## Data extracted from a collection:
◇ ◇ ◇ ◇

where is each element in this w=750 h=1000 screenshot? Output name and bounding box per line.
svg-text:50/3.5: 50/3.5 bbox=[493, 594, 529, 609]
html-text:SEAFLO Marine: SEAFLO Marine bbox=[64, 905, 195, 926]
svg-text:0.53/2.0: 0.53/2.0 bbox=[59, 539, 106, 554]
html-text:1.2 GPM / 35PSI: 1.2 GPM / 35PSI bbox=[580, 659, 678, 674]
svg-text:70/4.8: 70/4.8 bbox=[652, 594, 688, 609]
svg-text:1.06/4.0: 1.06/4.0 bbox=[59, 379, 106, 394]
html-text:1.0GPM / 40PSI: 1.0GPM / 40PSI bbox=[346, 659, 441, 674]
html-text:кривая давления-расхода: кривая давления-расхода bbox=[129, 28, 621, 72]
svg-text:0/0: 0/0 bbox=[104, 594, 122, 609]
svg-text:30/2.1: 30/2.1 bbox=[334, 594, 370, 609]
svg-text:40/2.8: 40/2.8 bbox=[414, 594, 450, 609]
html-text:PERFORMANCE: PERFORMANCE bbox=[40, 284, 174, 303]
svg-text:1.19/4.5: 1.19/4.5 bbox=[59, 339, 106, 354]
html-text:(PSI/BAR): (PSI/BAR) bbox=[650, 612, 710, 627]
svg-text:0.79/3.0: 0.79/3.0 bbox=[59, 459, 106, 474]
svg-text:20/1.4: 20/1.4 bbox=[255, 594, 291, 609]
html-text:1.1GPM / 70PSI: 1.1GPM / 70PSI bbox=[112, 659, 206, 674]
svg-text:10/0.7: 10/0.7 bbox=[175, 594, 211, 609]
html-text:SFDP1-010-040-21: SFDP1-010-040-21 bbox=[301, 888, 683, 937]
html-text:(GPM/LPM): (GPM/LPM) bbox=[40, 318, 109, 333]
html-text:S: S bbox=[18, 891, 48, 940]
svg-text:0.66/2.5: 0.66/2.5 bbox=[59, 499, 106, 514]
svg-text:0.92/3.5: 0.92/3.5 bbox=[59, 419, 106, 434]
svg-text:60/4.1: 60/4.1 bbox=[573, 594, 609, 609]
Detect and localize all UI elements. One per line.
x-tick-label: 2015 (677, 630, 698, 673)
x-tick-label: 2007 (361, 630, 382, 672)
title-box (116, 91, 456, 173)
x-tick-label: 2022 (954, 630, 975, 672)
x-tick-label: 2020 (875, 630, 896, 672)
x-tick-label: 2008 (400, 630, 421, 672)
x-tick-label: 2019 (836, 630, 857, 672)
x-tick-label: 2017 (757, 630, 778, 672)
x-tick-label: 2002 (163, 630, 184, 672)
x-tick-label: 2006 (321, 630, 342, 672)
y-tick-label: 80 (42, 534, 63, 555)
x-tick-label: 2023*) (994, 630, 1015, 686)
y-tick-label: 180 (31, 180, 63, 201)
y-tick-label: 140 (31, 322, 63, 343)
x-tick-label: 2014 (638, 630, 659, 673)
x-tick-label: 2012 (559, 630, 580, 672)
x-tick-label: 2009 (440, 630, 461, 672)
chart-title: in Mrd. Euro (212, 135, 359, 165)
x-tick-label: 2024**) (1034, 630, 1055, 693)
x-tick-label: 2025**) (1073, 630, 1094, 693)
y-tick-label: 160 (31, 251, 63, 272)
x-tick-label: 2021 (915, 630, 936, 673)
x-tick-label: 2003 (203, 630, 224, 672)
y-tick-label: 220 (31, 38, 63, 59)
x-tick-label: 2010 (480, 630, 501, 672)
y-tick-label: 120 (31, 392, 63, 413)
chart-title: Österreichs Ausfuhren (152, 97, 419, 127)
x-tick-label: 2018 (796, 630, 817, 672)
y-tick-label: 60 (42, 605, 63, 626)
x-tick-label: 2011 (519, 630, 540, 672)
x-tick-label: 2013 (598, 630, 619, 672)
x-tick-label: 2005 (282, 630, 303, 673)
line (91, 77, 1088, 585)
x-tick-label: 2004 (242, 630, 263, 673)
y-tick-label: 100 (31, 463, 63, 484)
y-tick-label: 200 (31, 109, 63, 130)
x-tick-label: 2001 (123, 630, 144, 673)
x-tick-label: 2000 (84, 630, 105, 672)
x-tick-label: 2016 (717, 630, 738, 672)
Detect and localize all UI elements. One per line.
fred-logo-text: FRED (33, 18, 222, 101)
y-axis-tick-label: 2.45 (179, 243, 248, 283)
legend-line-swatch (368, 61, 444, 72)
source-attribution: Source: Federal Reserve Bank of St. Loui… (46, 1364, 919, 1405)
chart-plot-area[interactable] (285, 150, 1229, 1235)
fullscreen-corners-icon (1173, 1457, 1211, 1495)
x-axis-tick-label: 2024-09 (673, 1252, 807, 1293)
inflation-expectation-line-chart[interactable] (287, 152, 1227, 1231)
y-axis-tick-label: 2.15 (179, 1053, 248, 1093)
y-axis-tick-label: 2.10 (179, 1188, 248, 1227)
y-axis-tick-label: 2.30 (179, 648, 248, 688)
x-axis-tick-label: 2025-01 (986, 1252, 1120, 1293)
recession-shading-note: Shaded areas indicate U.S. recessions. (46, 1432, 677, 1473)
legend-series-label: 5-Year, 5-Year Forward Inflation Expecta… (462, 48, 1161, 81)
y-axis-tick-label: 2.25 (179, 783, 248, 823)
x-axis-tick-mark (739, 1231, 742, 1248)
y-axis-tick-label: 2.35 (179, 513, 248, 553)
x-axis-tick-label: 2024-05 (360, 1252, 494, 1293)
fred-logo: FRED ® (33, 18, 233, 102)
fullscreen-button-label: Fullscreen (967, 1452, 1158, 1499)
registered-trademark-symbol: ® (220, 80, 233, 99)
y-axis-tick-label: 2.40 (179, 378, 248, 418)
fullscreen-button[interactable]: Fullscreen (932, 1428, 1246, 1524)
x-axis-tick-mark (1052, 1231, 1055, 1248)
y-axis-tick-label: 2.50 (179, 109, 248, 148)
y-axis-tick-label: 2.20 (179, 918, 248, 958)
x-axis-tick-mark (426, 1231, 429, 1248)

◇ ◇ ◇ ◇

## Task requirements:
Recast every line of the material above as a Markdown table with the columns Row and Line, numbering the rows and leaving out any blank lines.

## Problem solution:
| Row | Line |
|---|---|
| 1 | where is each element in this w=750 h=1000 screenshot? Output name and bounding box per line. |
| 2 | svg-text:50/3.5: 50/3.5 bbox=[493, 594, 529, 609] |
| 3 | html-text:SEAFLO Marine: SEAFLO Marine bbox=[64, 905, 195, 926] |
| 4 | svg-text:0.53/2.0: 0.53/2.0 bbox=[59, 539, 106, 554] |
| 5 | html-text:1.2 GPM / 35PSI: 1.2 GPM / 35PSI bbox=[580, 659, 678, 674] |
| 6 | svg-text:70/4.8: 70/4.8 bbox=[652, 594, 688, 609] |
| 7 | svg-text:1.06/4.0: 1.06/4.0 bbox=[59, 379, 106, 394] |
| 8 | html-text:1.0GPM / 40PSI: 1.0GPM / 40PSI bbox=[346, 659, 441, 674] |
| 9 | html-text:кривая давления-расхода: кривая давления-расхода bbox=[129, 28, 621, 72] |
| 10 | svg-text:0/0: 0/0 bbox=[104, 594, 122, 609] |
| 11 | svg-text:30/2.1: 30/2.1 bbox=[334, 594, 370, 609] |
| 12 | svg-text:40/2.8: 40/2.8 bbox=[414, 594, 450, 609] |
| 13 | html-text:PERFORMANCE: PERFORMANCE bbox=[40, 284, 174, 303] |
| 14 | svg-text:1.19/4.5: 1.19/4.5 bbox=[59, 339, 106, 354] |
| 15 | html-text:(PSI/BAR): (PSI/BAR) bbox=[650, 612, 710, 627] |
| 16 | svg-text:0.79/3.0: 0.79/3.0 bbox=[59, 459, 106, 474] |
| 17 | svg-text:20/1.4: 20/1.4 bbox=[255, 594, 291, 609] |
| 18 | html-text:1.1GPM / 70PSI: 1.1GPM / 70PSI bbox=[112, 659, 206, 674] |
| 19 | svg-text:10/0.7: 10/0.7 bbox=[175, 594, 211, 609] |
| 20 | html-text:SFDP1-010-040-21: SFDP1-010-040-21 bbox=[301, 888, 683, 937] |
| 21 | html-text:(GPM/LPM): (GPM/LPM) bbox=[40, 318, 109, 333] |
| 22 | html-text:S: S bbox=[18, 891, 48, 940] |
| 23 | svg-text:0.66/2.5: 0.66/2.5 bbox=[59, 499, 106, 514] |
| 24 | svg-text:0.92/3.5: 0.92/3.5 bbox=[59, 419, 106, 434] |
| 25 | svg-text:60/4.1: 60/4.1 bbox=[573, 594, 609, 609] |
| 26 | Detect and localize all UI elements. One per line. |
| 27 | x-tick-label: 2015 (677, 630, 698, 673) |
| 28 | x-tick-label: 2007 (361, 630, 382, 672) |
| 29 | title-box (116, 91, 456, 173) |
| 30 | x-tick-label: 2022 (954, 630, 975, 672) |
| 31 | x-tick-label: 2020 (875, 630, 896, 672) |
| 32 | x-tick-label: 2008 (400, 630, 421, 672) |
| 33 | x-tick-label: 2019 (836, 630, 857, 672) |
| 34 | x-tick-label: 2017 (757, 630, 778, 672) |
| 35 | x-tick-label: 2002 (163, 630, 184, 672) |
| 36 | x-tick-label: 2006 (321, 630, 342, 672) |
| 37 | y-tick-label: 80 (42, 534, 63, 555) |
| 38 | x-tick-label: 2023*) (994, 630, 1015, 686) |
| 39 | y-tick-label: 180 (31, 180, 63, 201) |
| 40 | y-tick-label: 140 (31, 322, 63, 343) |
| 41 | x-tick-label: 2014 (638, 630, 659, 673) |
| 42 | x-tick-label: 2012 (559, 630, 580, 672) |
| 43 | x-tick-label: 2009 (440, 630, 461, 672) |
| 44 | chart-title: in Mrd. Euro (212, 135, 359, 165) |
| 45 | x-tick-label: 2024**) (1034, 630, 1055, 693) |
| 46 | x-tick-label: 2025**) (1073, 630, 1094, 693) |
| 47 | y-tick-label: 160 (31, 251, 63, 272) |
| 48 | x-tick-label: 2021 (915, 630, 936, 673) |
| 49 | x-tick-label: 2003 (203, 630, 224, 672) |
| 50 | y-tick-label: 220 (31, 38, 63, 59) |
| 51 | x-tick-label: 2010 (480, 630, 501, 672) |
| 52 | y-tick-label: 120 (31, 392, 63, 413) |
| 53 | chart-title: Österreichs Ausfuhren (152, 97, 419, 127) |
| 54 | x-tick-label: 2018 (796, 630, 817, 672) |
| 55 | y-tick-label: 60 (42, 605, 63, 626) |
| 56 | x-tick-label: 2011 (519, 630, 540, 672) |
| 57 | x-tick-label: 2013 (598, 630, 619, 672) |
| 58 | x-tick-label: 2005 (282, 630, 303, 673) |
| 59 | line (91, 77, 1088, 585) |
| 60 | x-tick-label: 2004 (242, 630, 263, 673) |
| 61 | y-tick-label: 100 (31, 463, 63, 484) |
| 62 | y-tick-label: 200 (31, 109, 63, 130) |
| 63 | x-tick-label: 2001 (123, 630, 144, 673) |
| 64 | x-tick-label: 2000 (84, 630, 105, 672) |
| 65 | x-tick-label: 2016 (717, 630, 738, 672) |
| 66 | Detect and localize all UI elements. One per line. |
| 67 | fred-logo-text: FRED (33, 18, 222, 101) |
| 68 | y-axis-tick-label: 2.45 (179, 243, 248, 283) |
| 69 | legend-line-swatch (368, 61, 444, 72) |
| 70 | source-attribution: Source: Federal Reserve Bank of St. Loui… (46, 1364, 919, 1405) |
| 71 | chart-plot-area[interactable] (285, 150, 1229, 1235) |
| 72 | fullscreen-corners-icon (1173, 1457, 1211, 1495) |
| 73 | x-axis-tick-label: 2024-09 (673, 1252, 807, 1293) |
| 74 | inflation-expectation-line-chart[interactable] (287, 152, 1227, 1231) |
| 75 | y-axis-tick-label: 2.15 (179, 1053, 248, 1093) |
| 76 | y-axis-tick-label: 2.10 (179, 1188, 248, 1227) |
| 77 | y-axis-tick-label: 2.30 (179, 648, 248, 688) |
| 78 | x-axis-tick-label: 2025-01 (986, 1252, 1120, 1293) |
| 79 | recession-shading-note: Shaded areas indicate U.S. recessions. (46, 1432, 677, 1473) |
| 80 | legend-series-label: 5-Year, 5-Year Forward Inflation Expecta… (462, 48, 1161, 81) |
| 81 | y-axis-tick-label: 2.25 (179, 783, 248, 823) |
| 82 | x-axis-tick-mark (739, 1231, 742, 1248) |
| 83 | y-axis-tick-label: 2.35 (179, 513, 248, 553) |
| 84 | x-axis-tick-label: 2024-05 (360, 1252, 494, 1293) |
| 85 | fred-logo: FRED ® (33, 18, 233, 102) |
| 86 | fullscreen-button-label: Fullscreen (967, 1452, 1158, 1499) |
| 87 | registered-trademark-symbol: ® (220, 80, 233, 99) |
| 88 | y-axis-tick-label: 2.40 (179, 378, 248, 418) |
| 89 | fullscreen-button[interactable]: Fullscreen (932, 1428, 1246, 1524) |
| 90 | x-axis-tick-mark (1052, 1231, 1055, 1248) |
| 91 | y-axis-tick-label: 2.50 (179, 109, 248, 148) |
| 92 | y-axis-tick-label: 2.20 (179, 918, 248, 958) |
| 93 | x-axis-tick-mark (426, 1231, 429, 1248) |